## Records supplied
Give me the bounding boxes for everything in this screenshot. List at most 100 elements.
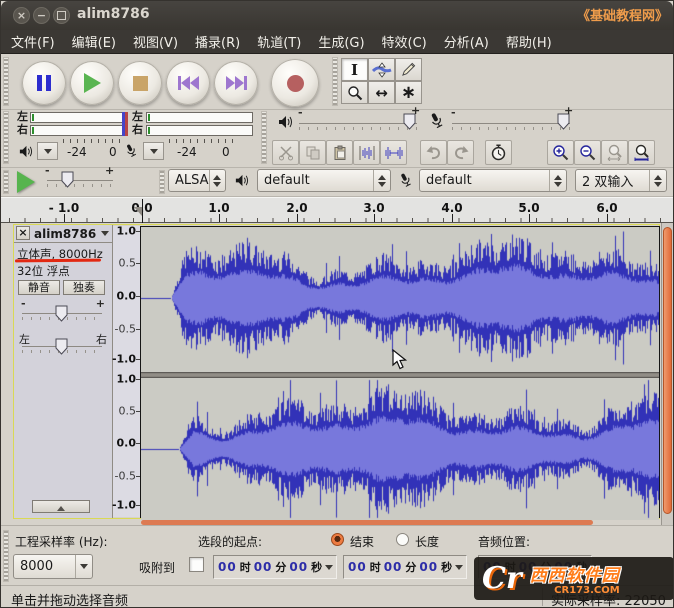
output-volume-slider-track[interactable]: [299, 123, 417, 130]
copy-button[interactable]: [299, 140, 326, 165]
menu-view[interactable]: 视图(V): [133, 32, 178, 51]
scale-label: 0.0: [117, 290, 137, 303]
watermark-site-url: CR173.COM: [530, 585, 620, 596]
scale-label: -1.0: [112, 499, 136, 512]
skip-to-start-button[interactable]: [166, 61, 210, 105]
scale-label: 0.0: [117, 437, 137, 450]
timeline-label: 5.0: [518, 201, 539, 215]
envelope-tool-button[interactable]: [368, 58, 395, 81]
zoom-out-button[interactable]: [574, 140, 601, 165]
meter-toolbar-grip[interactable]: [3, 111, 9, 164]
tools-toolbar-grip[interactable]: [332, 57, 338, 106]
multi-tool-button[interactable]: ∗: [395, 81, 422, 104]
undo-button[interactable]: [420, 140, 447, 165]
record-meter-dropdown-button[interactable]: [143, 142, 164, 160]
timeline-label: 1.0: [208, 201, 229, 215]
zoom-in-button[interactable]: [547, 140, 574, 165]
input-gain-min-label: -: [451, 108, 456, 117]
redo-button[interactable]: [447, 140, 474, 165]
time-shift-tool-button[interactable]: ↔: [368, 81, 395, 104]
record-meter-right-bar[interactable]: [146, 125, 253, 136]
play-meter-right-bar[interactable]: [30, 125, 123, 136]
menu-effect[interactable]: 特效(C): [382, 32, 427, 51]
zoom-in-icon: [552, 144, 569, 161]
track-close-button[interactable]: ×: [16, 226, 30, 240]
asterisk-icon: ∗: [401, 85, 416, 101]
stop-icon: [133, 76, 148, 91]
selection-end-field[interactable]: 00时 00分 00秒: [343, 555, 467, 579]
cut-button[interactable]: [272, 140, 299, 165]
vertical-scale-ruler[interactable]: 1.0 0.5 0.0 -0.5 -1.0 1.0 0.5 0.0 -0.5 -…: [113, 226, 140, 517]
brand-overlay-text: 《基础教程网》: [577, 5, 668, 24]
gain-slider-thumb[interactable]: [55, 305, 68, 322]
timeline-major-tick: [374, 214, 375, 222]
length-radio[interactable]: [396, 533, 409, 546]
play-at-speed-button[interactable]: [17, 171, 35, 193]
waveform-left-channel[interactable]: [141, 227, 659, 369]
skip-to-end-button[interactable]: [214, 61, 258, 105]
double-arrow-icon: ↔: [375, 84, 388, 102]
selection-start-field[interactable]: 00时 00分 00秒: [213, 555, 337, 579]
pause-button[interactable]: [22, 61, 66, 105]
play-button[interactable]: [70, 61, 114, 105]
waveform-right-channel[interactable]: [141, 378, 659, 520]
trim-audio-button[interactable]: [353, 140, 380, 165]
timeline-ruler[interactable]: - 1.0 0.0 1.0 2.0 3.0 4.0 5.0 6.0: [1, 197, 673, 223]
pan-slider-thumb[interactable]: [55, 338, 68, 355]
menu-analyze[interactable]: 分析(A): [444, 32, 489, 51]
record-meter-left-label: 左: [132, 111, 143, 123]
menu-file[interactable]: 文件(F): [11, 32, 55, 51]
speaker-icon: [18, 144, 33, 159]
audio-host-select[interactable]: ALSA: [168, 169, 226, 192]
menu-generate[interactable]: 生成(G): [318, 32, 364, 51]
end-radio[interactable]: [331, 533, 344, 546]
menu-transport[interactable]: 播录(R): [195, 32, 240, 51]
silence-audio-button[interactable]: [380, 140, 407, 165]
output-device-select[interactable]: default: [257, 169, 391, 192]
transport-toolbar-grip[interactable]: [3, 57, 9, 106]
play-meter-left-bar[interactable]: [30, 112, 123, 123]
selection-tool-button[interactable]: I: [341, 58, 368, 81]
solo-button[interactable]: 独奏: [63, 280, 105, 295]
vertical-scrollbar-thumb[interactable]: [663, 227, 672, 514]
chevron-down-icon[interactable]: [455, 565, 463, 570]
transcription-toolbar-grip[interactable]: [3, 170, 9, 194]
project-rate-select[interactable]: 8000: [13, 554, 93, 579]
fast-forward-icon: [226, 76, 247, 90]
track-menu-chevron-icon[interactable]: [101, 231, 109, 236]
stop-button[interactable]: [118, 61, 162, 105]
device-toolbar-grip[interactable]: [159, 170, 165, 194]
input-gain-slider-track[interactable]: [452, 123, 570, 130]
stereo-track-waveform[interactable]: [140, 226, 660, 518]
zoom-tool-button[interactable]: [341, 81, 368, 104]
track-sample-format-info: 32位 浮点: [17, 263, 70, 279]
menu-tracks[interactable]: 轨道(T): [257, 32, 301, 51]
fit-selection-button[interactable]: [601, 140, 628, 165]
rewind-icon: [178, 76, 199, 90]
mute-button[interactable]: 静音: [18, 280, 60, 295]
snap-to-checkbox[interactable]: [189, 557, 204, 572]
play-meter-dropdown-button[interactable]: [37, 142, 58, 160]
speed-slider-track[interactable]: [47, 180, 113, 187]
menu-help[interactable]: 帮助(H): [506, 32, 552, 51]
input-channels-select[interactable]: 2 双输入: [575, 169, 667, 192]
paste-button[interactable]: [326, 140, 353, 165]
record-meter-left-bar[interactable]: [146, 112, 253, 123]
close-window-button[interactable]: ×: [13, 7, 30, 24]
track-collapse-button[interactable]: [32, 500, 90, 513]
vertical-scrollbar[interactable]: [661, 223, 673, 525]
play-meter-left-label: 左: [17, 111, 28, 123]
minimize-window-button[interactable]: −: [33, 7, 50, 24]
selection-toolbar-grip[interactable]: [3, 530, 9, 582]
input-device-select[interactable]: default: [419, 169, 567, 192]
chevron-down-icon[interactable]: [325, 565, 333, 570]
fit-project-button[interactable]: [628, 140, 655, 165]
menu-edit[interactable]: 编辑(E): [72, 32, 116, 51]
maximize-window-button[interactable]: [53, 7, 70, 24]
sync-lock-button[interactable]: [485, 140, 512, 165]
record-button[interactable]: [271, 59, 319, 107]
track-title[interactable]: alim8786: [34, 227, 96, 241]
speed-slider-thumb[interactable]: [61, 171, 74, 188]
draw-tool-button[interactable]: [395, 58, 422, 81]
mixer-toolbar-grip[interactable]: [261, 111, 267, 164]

---

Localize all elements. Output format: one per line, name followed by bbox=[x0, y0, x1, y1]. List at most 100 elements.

...

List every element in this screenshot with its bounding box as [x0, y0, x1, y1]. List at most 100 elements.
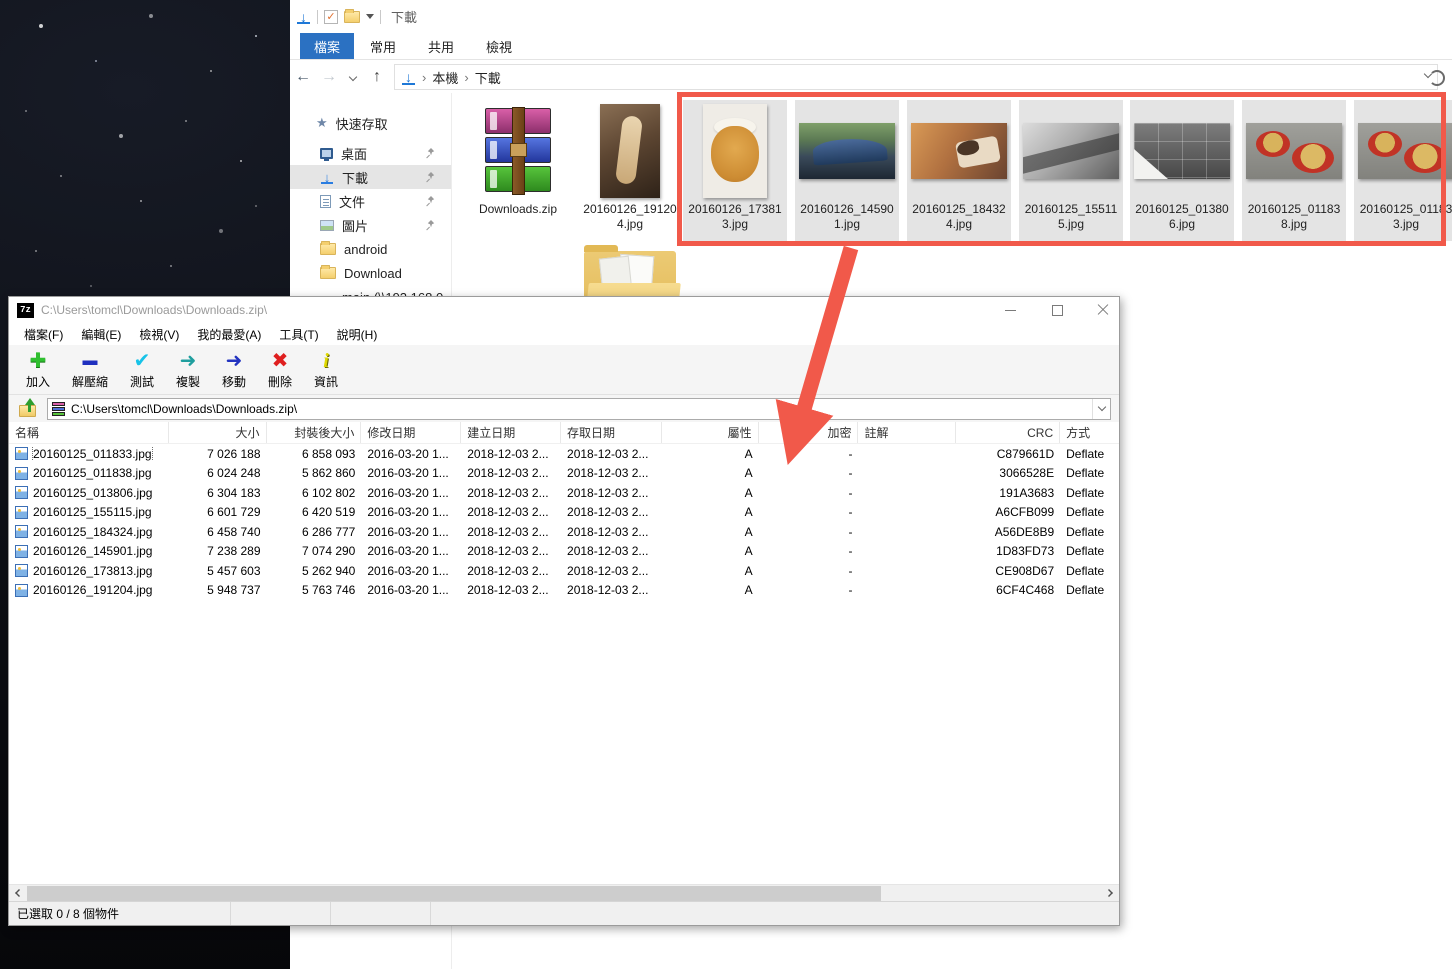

## To do
Please give the rows as a JSON list of strings, one string per line, with blank lines omitted. Begin at the line that has "Give me the", stop after the line that has "zoom-in-button[interactable]: [547, 140, 574, 165]", and leave out the pictures.

## In response
[
  "Give me the bounding boxes for everything in this screenshot. List at most 100 elements.",
  "output-volume-slider-track[interactable]: [299, 123, 417, 130]",
  "copy-button[interactable]: [299, 140, 326, 165]",
  "menu-view[interactable]: 视图(V): [133, 32, 178, 51]",
  "scale-label: 0.0: [117, 290, 137, 303]",
  "watermark-site-url: CR173.COM: [530, 585, 620, 596]",
  "scale-label: -1.0: [112, 499, 136, 512]",
  "skip-to-start-button[interactable]: [166, 61, 210, 105]",
  "scale-label: 0.0: [117, 437, 137, 450]",
  "timeline-label: 5.0: [518, 201, 539, 215]",
  "envelope-tool-button[interactable]: [368, 58, 395, 81]",
  "zoom-out-button[interactable]: [574, 140, 601, 165]",
  "meter-toolbar-grip[interactable]: [3, 111, 9, 164]",
  "tools-toolbar-grip[interactable]: [332, 57, 338, 106]",
  "multi-tool-button[interactable]: ∗: [395, 81, 422, 104]",
  "undo-button[interactable]: [420, 140, 447, 165]",
  "record-meter-dropdown-button[interactable]: [143, 142, 164, 160]",
  "timeline-label: 1.0: [208, 201, 229, 215]",
  "zoom-in-button[interactable]: [547, 140, 574, 165]"
]